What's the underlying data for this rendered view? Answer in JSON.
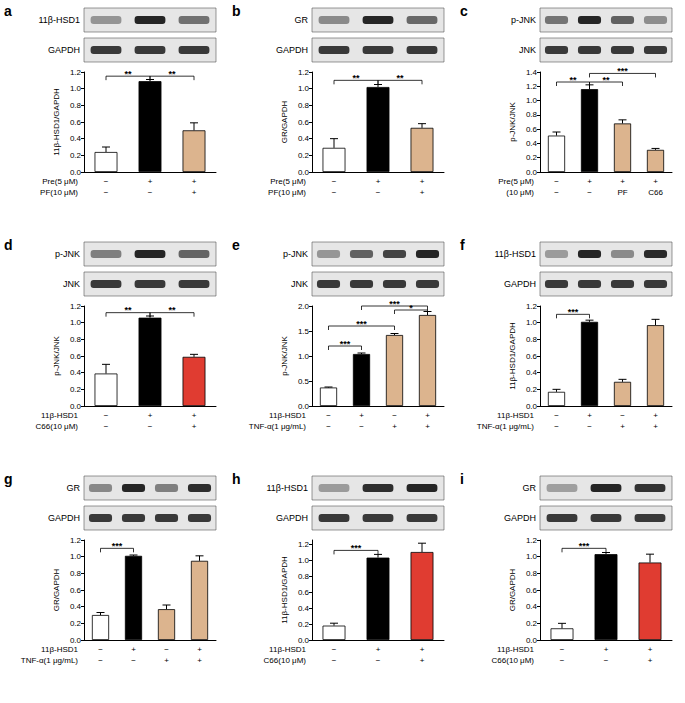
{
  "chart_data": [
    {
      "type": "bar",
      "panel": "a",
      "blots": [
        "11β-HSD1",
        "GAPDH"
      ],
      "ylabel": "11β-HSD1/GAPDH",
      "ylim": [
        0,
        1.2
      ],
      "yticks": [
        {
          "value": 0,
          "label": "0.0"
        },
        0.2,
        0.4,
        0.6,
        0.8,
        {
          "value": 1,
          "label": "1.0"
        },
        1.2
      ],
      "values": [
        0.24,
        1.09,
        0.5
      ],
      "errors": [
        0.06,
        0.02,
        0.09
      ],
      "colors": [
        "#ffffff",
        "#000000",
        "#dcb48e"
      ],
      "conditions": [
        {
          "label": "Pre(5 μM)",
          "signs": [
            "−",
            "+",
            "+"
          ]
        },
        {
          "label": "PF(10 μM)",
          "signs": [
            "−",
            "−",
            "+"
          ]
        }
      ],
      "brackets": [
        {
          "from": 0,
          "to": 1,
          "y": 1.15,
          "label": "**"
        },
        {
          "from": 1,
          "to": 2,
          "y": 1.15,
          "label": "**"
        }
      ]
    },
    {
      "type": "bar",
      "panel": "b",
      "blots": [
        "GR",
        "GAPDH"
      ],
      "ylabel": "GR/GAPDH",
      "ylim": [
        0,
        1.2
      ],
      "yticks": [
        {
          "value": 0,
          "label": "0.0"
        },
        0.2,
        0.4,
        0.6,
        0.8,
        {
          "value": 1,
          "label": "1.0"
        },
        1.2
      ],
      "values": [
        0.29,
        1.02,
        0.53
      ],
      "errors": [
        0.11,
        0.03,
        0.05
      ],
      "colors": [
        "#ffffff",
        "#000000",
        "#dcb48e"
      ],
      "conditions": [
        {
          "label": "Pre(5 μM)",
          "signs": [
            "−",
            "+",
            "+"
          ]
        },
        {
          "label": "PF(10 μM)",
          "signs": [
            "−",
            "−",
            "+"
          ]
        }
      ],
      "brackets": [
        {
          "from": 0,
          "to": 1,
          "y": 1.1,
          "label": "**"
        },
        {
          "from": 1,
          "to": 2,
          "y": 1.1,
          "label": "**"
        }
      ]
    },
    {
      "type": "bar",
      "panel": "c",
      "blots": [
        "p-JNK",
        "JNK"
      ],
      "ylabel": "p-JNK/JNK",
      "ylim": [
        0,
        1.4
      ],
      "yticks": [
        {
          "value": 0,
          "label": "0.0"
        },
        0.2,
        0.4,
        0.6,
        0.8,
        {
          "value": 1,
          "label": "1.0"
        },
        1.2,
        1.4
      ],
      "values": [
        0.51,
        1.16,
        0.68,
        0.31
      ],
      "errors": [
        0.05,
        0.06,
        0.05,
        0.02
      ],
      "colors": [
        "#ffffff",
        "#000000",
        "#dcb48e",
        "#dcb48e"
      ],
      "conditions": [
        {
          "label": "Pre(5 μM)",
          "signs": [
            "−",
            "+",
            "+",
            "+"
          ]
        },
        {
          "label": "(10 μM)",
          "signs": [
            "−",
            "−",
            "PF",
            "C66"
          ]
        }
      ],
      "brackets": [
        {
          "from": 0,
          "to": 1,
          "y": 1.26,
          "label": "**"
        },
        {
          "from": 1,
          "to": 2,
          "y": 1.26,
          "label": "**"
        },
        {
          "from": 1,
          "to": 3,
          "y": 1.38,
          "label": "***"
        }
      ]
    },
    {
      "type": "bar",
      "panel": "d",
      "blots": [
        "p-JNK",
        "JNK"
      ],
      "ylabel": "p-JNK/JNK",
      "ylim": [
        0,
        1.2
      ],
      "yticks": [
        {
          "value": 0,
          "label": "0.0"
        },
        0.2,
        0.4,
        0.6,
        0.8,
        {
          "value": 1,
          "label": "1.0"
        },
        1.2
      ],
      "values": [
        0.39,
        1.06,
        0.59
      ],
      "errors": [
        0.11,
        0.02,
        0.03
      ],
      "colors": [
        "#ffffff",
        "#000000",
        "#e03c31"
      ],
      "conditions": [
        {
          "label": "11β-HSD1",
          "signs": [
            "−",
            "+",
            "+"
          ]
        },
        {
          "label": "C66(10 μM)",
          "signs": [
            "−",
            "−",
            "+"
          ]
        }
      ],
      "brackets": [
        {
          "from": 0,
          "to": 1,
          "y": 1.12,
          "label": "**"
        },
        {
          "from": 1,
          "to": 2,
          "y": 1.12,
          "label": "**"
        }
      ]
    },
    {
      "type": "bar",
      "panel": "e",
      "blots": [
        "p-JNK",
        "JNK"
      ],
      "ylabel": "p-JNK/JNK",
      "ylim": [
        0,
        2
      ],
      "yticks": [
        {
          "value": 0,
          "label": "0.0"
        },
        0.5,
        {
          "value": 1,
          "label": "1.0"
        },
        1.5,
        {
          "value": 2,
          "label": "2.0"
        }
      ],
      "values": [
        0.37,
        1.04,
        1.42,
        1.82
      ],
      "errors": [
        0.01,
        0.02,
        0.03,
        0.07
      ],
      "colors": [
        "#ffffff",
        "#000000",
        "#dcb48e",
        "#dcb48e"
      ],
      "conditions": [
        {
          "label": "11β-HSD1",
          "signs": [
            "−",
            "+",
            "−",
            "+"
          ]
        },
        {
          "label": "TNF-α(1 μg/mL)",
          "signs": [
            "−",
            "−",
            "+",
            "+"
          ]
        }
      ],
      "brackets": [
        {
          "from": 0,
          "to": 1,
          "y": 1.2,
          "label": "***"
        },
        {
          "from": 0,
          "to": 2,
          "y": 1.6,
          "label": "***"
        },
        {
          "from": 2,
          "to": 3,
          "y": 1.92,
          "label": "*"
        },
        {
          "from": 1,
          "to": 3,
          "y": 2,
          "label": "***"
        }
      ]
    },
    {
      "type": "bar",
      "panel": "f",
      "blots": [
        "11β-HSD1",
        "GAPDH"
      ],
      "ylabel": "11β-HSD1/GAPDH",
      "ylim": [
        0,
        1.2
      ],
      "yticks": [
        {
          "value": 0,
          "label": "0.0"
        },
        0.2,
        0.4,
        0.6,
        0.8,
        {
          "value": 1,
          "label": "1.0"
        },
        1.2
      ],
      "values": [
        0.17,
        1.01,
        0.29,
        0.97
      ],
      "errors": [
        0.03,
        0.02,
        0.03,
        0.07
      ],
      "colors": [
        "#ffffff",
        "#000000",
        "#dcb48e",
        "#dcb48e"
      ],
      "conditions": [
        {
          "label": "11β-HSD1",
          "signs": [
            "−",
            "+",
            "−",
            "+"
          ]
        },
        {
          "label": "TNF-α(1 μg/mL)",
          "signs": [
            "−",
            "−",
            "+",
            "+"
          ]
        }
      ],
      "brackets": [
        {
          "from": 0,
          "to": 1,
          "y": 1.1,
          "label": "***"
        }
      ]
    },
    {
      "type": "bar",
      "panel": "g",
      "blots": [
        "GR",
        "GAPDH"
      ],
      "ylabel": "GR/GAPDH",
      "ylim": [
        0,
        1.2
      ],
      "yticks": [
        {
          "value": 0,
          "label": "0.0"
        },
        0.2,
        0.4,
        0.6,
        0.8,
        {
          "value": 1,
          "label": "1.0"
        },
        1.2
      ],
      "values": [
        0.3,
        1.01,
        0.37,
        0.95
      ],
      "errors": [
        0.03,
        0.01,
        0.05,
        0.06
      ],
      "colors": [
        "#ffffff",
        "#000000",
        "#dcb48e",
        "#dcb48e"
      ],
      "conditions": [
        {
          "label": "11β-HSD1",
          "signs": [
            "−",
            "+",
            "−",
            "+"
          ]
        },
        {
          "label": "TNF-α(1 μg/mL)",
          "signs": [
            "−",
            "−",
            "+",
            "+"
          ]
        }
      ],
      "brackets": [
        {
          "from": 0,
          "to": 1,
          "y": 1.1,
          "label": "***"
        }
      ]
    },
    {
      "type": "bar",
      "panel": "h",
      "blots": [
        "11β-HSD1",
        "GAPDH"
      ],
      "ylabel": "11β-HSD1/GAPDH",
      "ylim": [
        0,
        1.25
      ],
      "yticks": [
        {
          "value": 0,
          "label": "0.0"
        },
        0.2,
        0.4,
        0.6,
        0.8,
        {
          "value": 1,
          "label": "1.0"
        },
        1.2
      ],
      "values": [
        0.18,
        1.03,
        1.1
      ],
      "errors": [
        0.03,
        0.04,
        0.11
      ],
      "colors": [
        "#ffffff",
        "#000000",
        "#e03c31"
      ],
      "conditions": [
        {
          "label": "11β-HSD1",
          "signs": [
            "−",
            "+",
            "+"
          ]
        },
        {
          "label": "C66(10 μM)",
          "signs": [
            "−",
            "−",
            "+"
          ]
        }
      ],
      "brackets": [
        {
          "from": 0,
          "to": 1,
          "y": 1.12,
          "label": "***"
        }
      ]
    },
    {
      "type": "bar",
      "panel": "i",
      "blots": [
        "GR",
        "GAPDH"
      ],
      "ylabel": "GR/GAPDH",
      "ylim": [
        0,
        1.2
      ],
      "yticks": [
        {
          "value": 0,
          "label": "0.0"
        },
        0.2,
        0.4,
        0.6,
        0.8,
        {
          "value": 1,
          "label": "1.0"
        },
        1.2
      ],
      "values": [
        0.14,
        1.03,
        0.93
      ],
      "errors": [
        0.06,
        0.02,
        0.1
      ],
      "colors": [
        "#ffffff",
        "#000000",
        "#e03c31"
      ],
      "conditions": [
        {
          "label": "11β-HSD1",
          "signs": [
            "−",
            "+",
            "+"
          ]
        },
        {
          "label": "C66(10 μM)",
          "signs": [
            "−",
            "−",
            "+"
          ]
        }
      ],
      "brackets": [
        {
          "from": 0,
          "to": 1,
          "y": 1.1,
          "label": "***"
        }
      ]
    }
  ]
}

================================

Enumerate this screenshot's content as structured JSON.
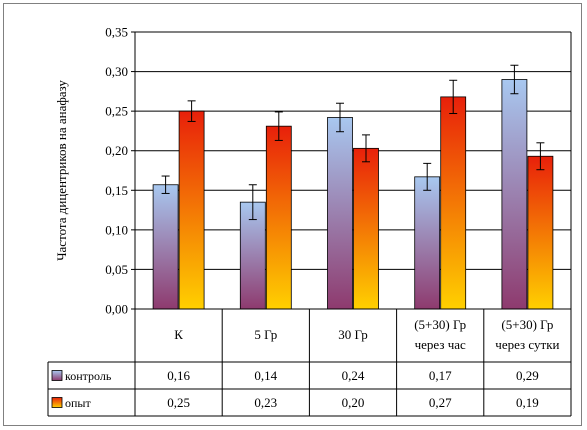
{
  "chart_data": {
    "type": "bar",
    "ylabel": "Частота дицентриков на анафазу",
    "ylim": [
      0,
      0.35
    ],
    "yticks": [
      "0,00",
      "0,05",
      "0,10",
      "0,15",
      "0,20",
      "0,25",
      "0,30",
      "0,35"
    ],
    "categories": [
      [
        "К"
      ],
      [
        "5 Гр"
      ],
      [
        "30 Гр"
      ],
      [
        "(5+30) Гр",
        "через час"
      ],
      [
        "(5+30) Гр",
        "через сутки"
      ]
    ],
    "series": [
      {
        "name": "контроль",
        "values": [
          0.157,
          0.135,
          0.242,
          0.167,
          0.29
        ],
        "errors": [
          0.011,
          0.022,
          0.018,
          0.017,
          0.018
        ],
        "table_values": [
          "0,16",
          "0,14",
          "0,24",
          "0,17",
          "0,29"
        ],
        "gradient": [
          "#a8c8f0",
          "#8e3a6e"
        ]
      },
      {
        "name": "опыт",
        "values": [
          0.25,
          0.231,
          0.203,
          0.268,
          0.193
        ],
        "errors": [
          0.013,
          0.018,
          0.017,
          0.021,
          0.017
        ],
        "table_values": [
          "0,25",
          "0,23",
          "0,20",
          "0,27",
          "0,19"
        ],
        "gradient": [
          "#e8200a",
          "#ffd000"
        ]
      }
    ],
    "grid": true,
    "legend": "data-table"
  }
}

================================

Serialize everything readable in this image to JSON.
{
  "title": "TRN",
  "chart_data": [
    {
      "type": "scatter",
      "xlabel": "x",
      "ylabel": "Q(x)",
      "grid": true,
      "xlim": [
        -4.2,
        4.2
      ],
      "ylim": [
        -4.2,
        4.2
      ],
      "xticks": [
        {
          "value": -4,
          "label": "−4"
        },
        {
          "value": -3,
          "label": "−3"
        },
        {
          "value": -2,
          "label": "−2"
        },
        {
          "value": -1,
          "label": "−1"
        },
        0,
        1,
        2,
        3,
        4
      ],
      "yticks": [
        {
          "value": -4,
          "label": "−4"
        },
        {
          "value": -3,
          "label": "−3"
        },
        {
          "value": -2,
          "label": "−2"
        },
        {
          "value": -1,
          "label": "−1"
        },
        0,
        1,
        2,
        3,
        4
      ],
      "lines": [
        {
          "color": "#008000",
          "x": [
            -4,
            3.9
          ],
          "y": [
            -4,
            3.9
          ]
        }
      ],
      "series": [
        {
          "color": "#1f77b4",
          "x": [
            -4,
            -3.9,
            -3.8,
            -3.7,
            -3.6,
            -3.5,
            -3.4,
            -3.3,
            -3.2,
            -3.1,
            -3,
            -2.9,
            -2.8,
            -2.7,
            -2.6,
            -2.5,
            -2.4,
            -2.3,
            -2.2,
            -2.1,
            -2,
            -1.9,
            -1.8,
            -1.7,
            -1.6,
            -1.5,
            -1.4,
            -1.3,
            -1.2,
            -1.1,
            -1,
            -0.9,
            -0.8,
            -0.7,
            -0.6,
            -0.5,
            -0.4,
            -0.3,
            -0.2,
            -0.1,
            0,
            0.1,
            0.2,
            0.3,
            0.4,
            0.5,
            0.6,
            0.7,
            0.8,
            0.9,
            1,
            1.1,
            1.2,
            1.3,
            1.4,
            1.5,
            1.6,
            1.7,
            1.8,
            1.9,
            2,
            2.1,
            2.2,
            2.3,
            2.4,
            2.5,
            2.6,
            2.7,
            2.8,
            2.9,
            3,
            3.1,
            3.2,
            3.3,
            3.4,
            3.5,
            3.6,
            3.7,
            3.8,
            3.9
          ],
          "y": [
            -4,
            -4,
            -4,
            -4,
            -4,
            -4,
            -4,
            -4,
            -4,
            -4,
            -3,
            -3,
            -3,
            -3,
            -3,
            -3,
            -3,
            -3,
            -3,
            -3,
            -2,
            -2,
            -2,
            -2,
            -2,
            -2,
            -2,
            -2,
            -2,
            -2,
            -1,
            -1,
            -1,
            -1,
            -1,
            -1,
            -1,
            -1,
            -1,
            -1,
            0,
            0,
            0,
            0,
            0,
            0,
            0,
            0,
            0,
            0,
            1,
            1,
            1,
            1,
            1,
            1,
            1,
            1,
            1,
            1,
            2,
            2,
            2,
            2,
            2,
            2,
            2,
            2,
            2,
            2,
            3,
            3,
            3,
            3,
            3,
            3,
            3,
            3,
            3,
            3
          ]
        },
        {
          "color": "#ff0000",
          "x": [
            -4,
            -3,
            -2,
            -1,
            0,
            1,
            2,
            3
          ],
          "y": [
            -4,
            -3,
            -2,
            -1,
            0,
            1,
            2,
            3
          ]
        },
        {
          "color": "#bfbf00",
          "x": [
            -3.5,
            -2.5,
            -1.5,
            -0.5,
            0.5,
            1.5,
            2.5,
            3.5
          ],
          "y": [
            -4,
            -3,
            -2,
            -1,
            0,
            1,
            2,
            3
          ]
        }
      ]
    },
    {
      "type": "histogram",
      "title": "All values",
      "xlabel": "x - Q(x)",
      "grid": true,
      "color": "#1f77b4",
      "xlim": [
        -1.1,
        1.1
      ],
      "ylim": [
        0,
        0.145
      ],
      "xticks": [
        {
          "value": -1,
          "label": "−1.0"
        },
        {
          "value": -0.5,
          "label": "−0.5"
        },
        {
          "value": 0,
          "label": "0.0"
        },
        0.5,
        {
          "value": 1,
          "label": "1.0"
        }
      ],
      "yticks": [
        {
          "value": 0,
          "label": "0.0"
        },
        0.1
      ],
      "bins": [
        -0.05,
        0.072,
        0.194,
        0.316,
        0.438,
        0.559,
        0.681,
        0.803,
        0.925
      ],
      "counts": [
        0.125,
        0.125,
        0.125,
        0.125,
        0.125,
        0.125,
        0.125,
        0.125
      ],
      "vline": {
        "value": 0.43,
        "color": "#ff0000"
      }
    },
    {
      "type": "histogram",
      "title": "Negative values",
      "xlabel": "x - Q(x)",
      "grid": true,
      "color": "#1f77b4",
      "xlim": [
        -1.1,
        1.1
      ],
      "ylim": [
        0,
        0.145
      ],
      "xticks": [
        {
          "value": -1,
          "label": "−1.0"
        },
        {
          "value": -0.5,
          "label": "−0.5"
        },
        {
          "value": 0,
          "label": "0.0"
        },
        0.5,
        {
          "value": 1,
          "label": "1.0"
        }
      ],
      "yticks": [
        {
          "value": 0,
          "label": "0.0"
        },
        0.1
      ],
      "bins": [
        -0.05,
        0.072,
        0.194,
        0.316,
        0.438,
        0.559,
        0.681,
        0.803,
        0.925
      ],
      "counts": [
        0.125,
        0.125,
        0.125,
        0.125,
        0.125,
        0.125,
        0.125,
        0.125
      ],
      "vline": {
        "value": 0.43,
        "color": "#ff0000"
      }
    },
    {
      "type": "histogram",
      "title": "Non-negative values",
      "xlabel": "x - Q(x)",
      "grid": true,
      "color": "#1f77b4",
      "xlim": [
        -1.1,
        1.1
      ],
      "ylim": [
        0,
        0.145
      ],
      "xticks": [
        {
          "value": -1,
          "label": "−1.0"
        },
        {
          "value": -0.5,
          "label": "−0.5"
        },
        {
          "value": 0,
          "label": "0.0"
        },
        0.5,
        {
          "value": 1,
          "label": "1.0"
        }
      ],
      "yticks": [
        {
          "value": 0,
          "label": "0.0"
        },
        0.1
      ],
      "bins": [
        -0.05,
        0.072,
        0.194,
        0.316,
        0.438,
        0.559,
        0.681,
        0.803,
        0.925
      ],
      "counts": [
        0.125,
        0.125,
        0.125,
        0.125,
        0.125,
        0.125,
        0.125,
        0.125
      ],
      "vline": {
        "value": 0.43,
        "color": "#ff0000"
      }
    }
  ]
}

================================

* _What to work on_
Copy each line of the listing that contains the string "panel".

* _Result of the exercise_
      "panel": "a",
      "panel": "b",
      "panel": "c",
      "panel": "d",
      "panel": "e",
      "panel": "f",
      "panel": "g",
      "panel": "h",
      "panel": "i",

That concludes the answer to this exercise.